• _WHAT IS BEING ASKED_: Note each line of the listing that contains the string "bottom", and copy it.

• _INPUT FOR THIS TASK_:
-- Start --
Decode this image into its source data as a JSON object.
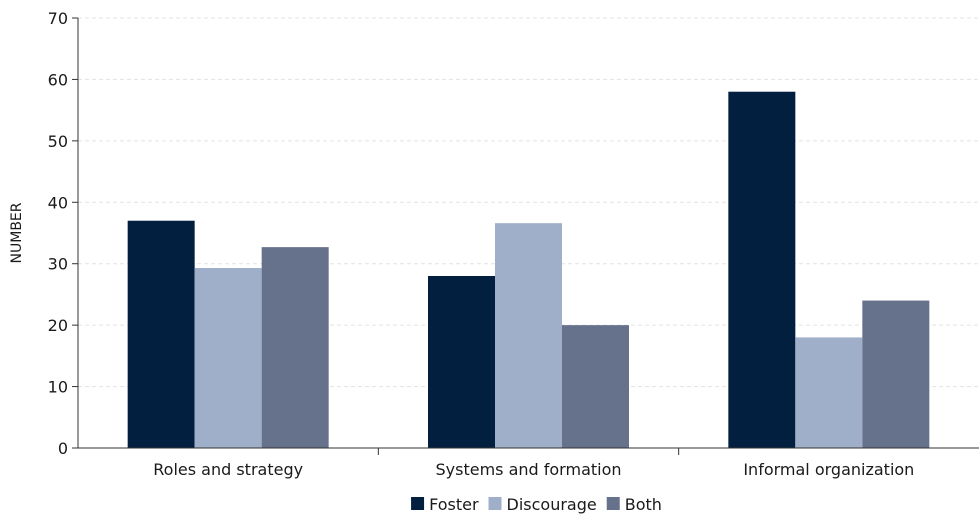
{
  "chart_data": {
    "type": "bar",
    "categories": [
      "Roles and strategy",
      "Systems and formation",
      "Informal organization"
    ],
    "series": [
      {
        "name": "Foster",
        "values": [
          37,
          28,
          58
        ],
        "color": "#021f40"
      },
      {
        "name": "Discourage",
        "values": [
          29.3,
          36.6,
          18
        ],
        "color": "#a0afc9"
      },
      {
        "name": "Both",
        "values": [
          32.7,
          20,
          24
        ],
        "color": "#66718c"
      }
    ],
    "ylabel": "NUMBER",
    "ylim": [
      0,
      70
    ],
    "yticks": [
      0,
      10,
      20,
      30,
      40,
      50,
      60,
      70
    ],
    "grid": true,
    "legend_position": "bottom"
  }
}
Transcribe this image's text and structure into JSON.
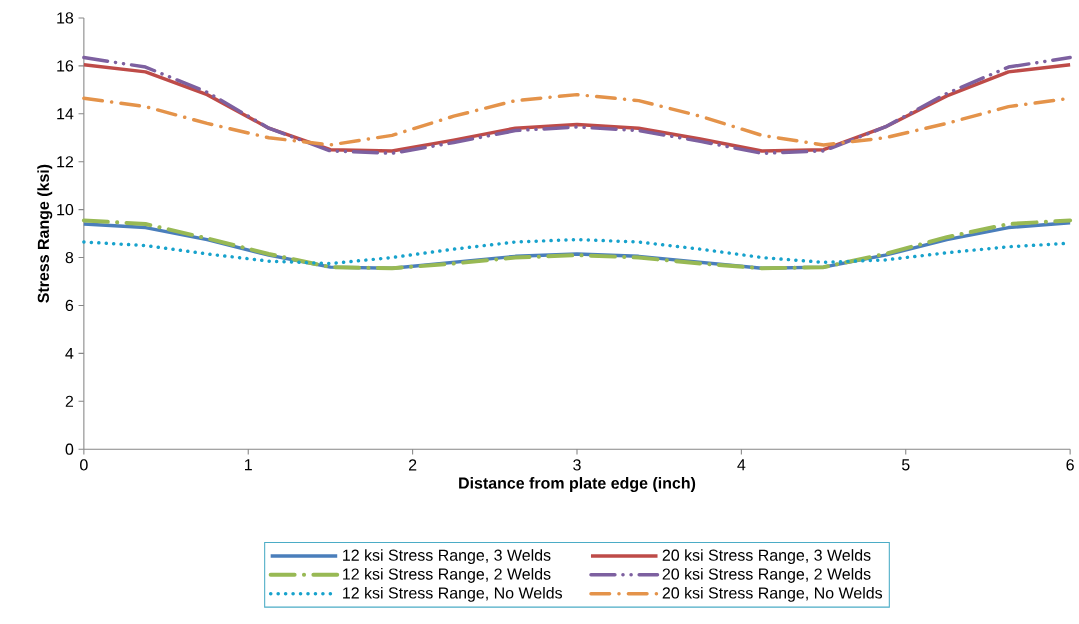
-- End --
-- Start --
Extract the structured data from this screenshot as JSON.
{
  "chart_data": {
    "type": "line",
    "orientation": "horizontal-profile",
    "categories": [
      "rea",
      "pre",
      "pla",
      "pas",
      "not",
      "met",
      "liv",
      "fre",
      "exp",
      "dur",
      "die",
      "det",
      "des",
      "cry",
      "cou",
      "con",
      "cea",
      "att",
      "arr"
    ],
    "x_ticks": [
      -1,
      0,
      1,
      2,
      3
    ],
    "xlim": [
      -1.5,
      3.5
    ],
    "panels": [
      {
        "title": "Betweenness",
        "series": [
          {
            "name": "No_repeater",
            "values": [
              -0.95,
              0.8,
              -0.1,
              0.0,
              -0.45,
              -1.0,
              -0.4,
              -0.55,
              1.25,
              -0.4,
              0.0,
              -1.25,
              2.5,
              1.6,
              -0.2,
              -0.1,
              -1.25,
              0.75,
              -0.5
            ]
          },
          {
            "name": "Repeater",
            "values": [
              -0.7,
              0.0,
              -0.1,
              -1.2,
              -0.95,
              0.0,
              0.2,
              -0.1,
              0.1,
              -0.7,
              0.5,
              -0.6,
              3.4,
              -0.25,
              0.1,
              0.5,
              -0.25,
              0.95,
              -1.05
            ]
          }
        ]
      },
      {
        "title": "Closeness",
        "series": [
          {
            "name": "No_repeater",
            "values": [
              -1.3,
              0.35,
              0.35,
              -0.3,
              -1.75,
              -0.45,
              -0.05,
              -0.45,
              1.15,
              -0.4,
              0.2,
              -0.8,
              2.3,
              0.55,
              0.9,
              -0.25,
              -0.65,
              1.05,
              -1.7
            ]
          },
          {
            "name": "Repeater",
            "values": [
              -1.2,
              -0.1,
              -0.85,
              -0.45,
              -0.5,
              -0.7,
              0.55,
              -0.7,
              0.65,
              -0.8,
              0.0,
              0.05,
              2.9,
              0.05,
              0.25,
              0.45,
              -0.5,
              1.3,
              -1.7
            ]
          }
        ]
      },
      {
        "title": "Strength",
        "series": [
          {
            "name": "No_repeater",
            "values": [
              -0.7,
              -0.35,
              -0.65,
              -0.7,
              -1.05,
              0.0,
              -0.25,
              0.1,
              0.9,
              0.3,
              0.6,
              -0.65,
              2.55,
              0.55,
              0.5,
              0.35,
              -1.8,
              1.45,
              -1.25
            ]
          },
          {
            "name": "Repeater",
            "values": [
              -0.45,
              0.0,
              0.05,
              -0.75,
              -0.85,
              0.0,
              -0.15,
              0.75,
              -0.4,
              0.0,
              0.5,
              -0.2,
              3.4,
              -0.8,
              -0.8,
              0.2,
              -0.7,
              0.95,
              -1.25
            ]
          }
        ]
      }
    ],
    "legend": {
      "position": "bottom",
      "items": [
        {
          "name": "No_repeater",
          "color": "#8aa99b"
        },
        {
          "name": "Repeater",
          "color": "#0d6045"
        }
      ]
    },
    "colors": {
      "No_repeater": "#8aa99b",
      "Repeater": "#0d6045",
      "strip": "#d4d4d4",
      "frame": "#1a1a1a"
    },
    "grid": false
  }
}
-- End --
• _SOLUTION_:
    "legend_position": "bottom"
      "position": "bottom",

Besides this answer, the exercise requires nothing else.